◆ Exercise material
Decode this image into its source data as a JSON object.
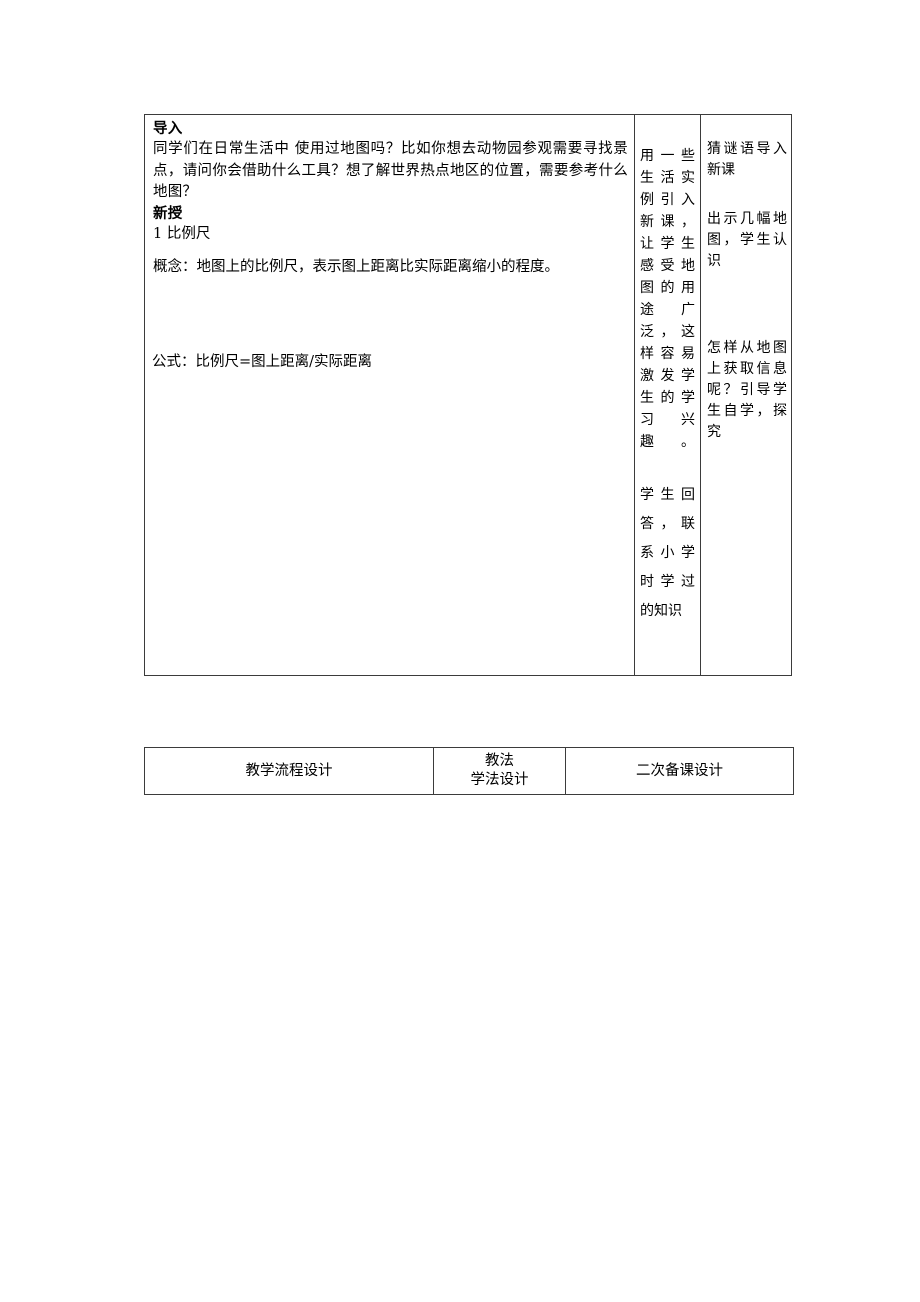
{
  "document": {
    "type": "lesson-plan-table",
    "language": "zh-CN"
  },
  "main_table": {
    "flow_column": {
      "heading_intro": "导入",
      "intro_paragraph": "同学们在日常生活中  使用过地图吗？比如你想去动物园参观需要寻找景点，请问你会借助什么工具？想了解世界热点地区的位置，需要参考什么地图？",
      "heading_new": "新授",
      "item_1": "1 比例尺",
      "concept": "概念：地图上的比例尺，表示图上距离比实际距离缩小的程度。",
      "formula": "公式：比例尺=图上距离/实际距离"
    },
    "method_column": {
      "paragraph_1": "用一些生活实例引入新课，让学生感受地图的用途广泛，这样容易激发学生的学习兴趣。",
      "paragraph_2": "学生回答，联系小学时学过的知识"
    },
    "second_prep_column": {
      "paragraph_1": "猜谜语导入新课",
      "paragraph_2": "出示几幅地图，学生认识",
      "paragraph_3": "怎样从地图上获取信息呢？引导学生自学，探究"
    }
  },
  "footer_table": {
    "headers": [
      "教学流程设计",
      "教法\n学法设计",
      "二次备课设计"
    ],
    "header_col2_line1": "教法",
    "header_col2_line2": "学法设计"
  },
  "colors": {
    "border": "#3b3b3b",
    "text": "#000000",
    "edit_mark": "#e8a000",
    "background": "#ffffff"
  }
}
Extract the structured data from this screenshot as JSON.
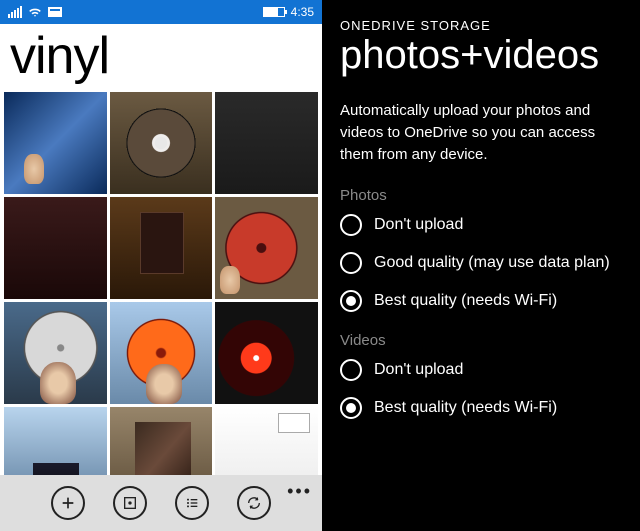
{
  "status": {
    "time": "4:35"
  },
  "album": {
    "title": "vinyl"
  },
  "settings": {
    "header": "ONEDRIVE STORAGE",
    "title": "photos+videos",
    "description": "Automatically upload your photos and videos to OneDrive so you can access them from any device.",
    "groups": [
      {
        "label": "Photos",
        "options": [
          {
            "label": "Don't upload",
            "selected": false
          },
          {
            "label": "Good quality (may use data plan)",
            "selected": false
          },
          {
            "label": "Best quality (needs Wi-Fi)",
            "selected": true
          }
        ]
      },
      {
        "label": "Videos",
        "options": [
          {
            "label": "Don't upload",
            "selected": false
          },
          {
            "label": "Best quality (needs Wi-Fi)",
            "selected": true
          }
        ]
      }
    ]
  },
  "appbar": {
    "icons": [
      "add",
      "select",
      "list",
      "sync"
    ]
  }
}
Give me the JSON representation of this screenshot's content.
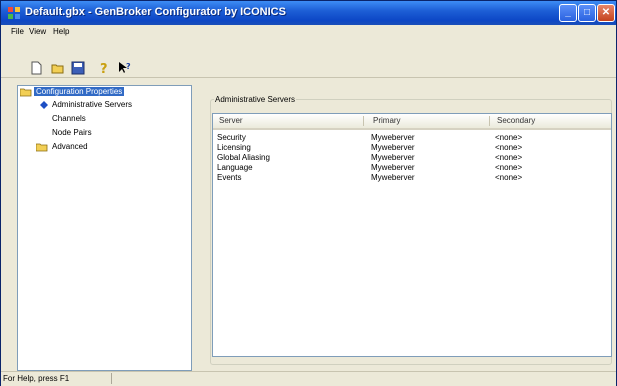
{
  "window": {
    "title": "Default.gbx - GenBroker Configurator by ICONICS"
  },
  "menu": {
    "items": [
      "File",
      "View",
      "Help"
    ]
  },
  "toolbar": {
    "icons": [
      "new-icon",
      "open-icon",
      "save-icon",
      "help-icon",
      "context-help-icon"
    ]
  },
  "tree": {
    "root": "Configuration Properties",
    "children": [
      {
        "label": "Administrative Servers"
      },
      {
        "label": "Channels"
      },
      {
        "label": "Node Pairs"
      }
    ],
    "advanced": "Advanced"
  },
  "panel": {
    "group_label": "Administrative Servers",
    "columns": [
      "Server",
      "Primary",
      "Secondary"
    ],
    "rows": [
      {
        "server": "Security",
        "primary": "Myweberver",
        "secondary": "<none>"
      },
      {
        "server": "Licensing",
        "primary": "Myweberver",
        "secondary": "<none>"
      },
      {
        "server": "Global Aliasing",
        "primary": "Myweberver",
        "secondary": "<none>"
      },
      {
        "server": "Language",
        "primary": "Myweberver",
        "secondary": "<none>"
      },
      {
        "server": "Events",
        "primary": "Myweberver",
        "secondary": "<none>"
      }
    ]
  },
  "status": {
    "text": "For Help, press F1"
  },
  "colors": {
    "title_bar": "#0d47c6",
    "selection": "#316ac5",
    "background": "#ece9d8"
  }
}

◆ Set exercise
Copy each line of the listing that includes "this".

◆ Exercise answer
Decode this image into its source data as a JSON object.
Extract the structured data from this screenshot as JSON.
Give me the JSON representation of this screenshot's content.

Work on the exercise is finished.